▶ **DATA IN THIS EXERCISE**
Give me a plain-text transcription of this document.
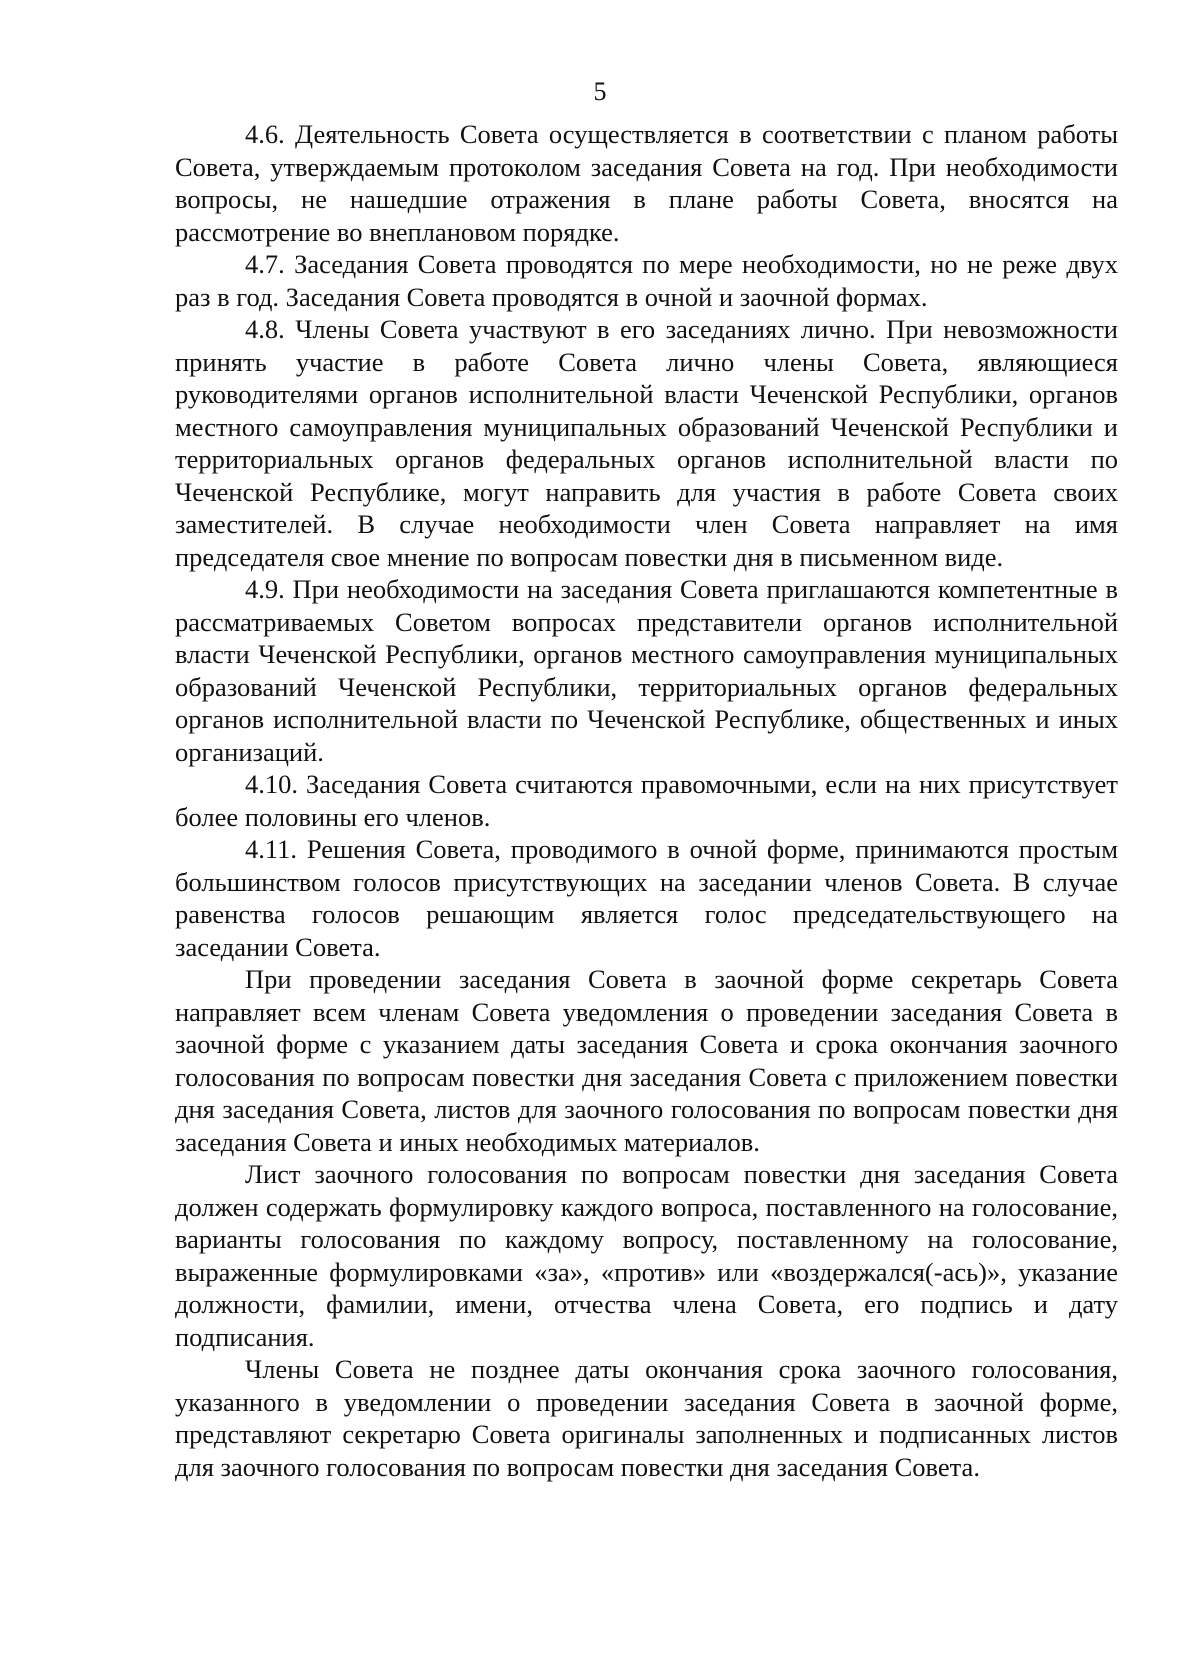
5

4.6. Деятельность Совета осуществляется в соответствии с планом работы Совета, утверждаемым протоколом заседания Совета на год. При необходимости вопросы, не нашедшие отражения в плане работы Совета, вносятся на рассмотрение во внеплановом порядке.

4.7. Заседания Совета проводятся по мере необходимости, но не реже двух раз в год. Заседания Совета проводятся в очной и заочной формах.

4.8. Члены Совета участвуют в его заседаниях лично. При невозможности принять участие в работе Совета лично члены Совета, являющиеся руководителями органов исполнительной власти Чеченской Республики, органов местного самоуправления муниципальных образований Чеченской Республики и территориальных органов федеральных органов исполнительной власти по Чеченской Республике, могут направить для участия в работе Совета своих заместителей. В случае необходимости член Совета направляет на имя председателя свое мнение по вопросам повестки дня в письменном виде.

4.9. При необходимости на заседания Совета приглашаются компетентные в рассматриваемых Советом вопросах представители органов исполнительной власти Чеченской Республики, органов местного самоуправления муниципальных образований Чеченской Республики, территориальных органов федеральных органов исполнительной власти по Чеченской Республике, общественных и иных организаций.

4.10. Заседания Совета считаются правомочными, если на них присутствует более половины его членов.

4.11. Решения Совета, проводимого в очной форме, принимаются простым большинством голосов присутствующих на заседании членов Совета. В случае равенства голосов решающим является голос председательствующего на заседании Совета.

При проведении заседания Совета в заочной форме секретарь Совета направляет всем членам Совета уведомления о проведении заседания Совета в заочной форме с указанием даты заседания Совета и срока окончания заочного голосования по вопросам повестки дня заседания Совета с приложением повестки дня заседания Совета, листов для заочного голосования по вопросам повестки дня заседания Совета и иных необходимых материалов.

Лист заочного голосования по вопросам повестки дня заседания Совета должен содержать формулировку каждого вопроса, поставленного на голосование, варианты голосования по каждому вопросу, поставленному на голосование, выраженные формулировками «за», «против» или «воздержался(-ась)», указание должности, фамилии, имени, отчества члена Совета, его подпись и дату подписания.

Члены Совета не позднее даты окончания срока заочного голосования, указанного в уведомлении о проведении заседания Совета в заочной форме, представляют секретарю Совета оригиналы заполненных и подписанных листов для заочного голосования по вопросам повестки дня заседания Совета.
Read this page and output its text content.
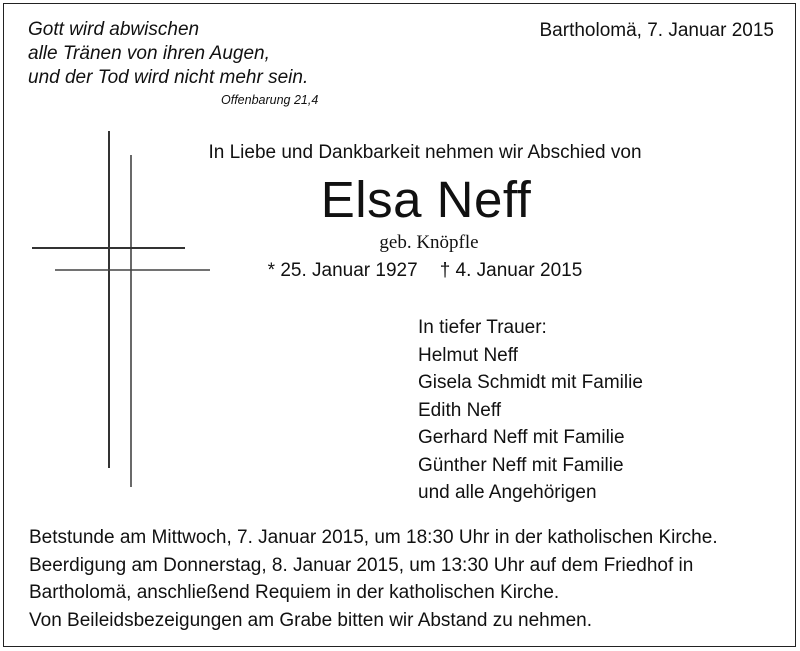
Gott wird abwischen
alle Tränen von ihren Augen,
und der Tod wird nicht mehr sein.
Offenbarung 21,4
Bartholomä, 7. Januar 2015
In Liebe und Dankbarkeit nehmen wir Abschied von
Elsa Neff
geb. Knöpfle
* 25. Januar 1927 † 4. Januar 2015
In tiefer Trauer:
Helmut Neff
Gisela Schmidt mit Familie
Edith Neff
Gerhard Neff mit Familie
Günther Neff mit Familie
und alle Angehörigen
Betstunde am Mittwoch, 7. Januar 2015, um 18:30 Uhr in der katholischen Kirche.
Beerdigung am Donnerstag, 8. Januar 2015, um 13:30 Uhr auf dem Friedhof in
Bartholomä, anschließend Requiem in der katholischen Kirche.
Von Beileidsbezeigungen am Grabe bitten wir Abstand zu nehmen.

▶ **GIVEN INSTRUCTION**
Repeat all of the records verbatim, leaving out the pictures.

▶ **TASK OUTPUT**
Give me a plain-text transcription of this document.
5

4.6. Деятельность Совета осуществляется в соответствии с планом работы Совета, утверждаемым протоколом заседания Совета на год. При необходимости вопросы, не нашедшие отражения в плане работы Совета, вносятся на рассмотрение во внеплановом порядке.

4.7. Заседания Совета проводятся по мере необходимости, но не реже двух раз в год. Заседания Совета проводятся в очной и заочной формах.

4.8. Члены Совета участвуют в его заседаниях лично. При невозможности принять участие в работе Совета лично члены Совета, являющиеся руководителями органов исполнительной власти Чеченской Республики, органов местного самоуправления муниципальных образований Чеченской Республики и территориальных органов федеральных органов исполнительной власти по Чеченской Республике, могут направить для участия в работе Совета своих заместителей. В случае необходимости член Совета направляет на имя председателя свое мнение по вопросам повестки дня в письменном виде.

4.9. При необходимости на заседания Совета приглашаются компетентные в рассматриваемых Советом вопросах представители органов исполнительной власти Чеченской Республики, органов местного самоуправления муниципальных образований Чеченской Республики, территориальных органов федеральных органов исполнительной власти по Чеченской Республике, общественных и иных организаций.

4.10. Заседания Совета считаются правомочными, если на них присутствует более половины его членов.

4.11. Решения Совета, проводимого в очной форме, принимаются простым большинством голосов присутствующих на заседании членов Совета. В случае равенства голосов решающим является голос председательствующего на заседании Совета.

При проведении заседания Совета в заочной форме секретарь Совета направляет всем членам Совета уведомления о проведении заседания Совета в заочной форме с указанием даты заседания Совета и срока окончания заочного голосования по вопросам повестки дня заседания Совета с приложением повестки дня заседания Совета, листов для заочного голосования по вопросам повестки дня заседания Совета и иных необходимых материалов.

Лист заочного голосования по вопросам повестки дня заседания Совета должен содержать формулировку каждого вопроса, поставленного на голосование, варианты голосования по каждому вопросу, поставленному на голосование, выраженные формулировками «за», «против» или «воздержался(-ась)», указание должности, фамилии, имени, отчества члена Совета, его подпись и дату подписания.

Члены Совета не позднее даты окончания срока заочного голосования, указанного в уведомлении о проведении заседания Совета в заочной форме, представляют секретарю Совета оригиналы заполненных и подписанных листов для заочного голосования по вопросам повестки дня заседания Совета.
Read this page and output its text content.
Gott wird abwischen
alle Tränen von ihren Augen,
und der Tod wird nicht mehr sein.
Offenbarung 21,4
Bartholomä, 7. Januar 2015
In Liebe und Dankbarkeit nehmen wir Abschied von
Elsa Neff
geb. Knöpfle
* 25. Januar 1927 † 4. Januar 2015
In tiefer Trauer:
Helmut Neff
Gisela Schmidt mit Familie
Edith Neff
Gerhard Neff mit Familie
Günther Neff mit Familie
und alle Angehörigen
Betstunde am Mittwoch, 7. Januar 2015, um 18:30 Uhr in der katholischen Kirche.
Beerdigung am Donnerstag, 8. Januar 2015, um 13:30 Uhr auf dem Friedhof in
Bartholomä, anschließend Requiem in der katholischen Kirche.
Von Beileidsbezeigungen am Grabe bitten wir Abstand zu nehmen.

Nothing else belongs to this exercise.